_SHORT EXERCISE_: Select the lines that contain "JSON" and copy each of them.

/---

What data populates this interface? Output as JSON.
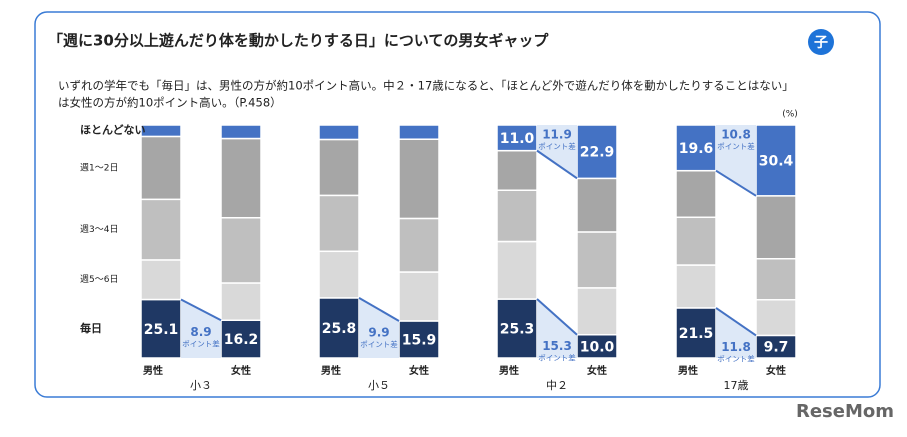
{
  "header": {
    "title": "「週に30分以上遊んだり体を動かしたりする日」についての男女ギャップ",
    "badge": "子",
    "note_lines": [
      "いずれの学年でも「毎日」は、男性の方が約10ポイント高い。中２・17歳になると、「ほとんど外で遊んだり体を動かしたりすることはない」",
      "は女性の方が約10ポイント高い。（P.458）"
    ]
  },
  "chart_data": {
    "type": "stacked_bar",
    "unit": "(%)",
    "ylim": [
      0,
      100
    ],
    "groups": [
      "小３",
      "小５",
      "中２",
      "17歳"
    ],
    "categories": [
      "男性",
      "女性",
      "男性",
      "女性",
      "男性",
      "女性",
      "男性",
      "女性"
    ],
    "gap_label": "ポイント差",
    "series": [
      {
        "name": "毎日",
        "color": "#1f3864",
        "values": [
          25.1,
          16.2,
          25.8,
          15.9,
          25.3,
          10.0,
          21.5,
          9.7
        ],
        "value_labels": [
          "25.1",
          "16.2",
          "25.8",
          "15.9",
          "25.3",
          "10.0",
          "21.5",
          "9.7"
        ],
        "gaps": [
          8.9,
          9.9,
          15.3,
          11.8
        ]
      },
      {
        "name": "週5～6日",
        "color": "#d9d9d9",
        "values": [
          17,
          16,
          20,
          21,
          24.7,
          20.1,
          18.4,
          15.3
        ]
      },
      {
        "name": "週3～4日",
        "color": "#bfbfbf",
        "values": [
          26,
          28,
          24,
          23,
          22,
          24,
          20.5,
          17.6
        ]
      },
      {
        "name": "週1～2日",
        "color": "#a6a6a6",
        "values": [
          27,
          34,
          24,
          34,
          17,
          23,
          20,
          27
        ]
      },
      {
        "name": "ほとんどない",
        "color": "#4472c4",
        "values": [
          4.9,
          5.8,
          6.2,
          6.1,
          11.0,
          22.9,
          19.6,
          30.4
        ],
        "value_labels": [
          null,
          null,
          null,
          null,
          "11.0",
          "22.9",
          "19.6",
          "30.4"
        ],
        "gaps": [
          null,
          null,
          11.9,
          10.8
        ]
      }
    ]
  },
  "footer": {
    "logo": "ReseMom"
  }
}
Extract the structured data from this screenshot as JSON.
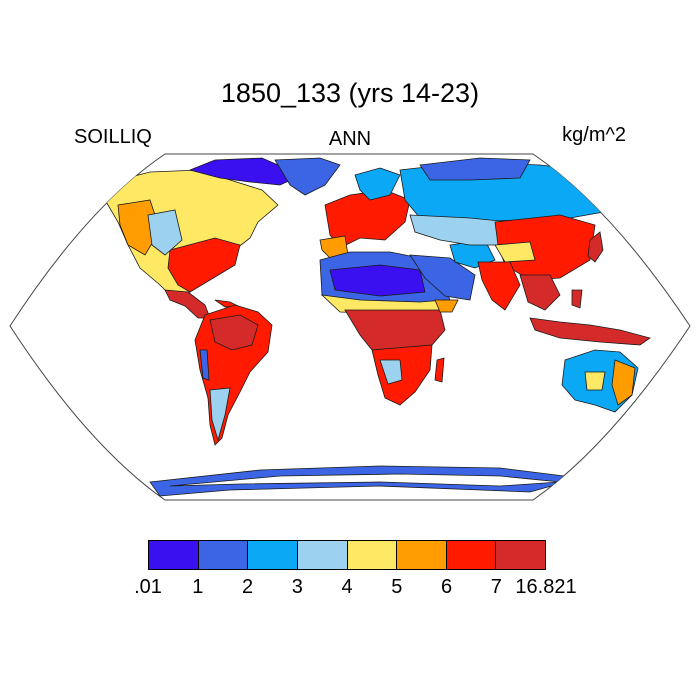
{
  "title": "1850_133 (yrs 14-23)",
  "label_left": "SOILLIQ",
  "label_center": "ANN",
  "label_right": "kg/m^2",
  "colorbar": {
    "colors": [
      "#3a10f0",
      "#3c65e6",
      "#0aa8f5",
      "#9cd1ef",
      "#ffe864",
      "#ff9c00",
      "#ff1a00",
      "#d42a2a"
    ],
    "ticks": [
      ".01",
      "1",
      "2",
      "3",
      "4",
      "5",
      "6",
      "7",
      "16.821"
    ]
  },
  "map": {
    "projection": "Robinson",
    "ocean_color": "#ffffff",
    "coastline_color": "#000000"
  }
}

\---

_CORRECT ANSWER_:
What data populates this interface? Output as JSON.
Extract the structured data from this screenshot as JSON.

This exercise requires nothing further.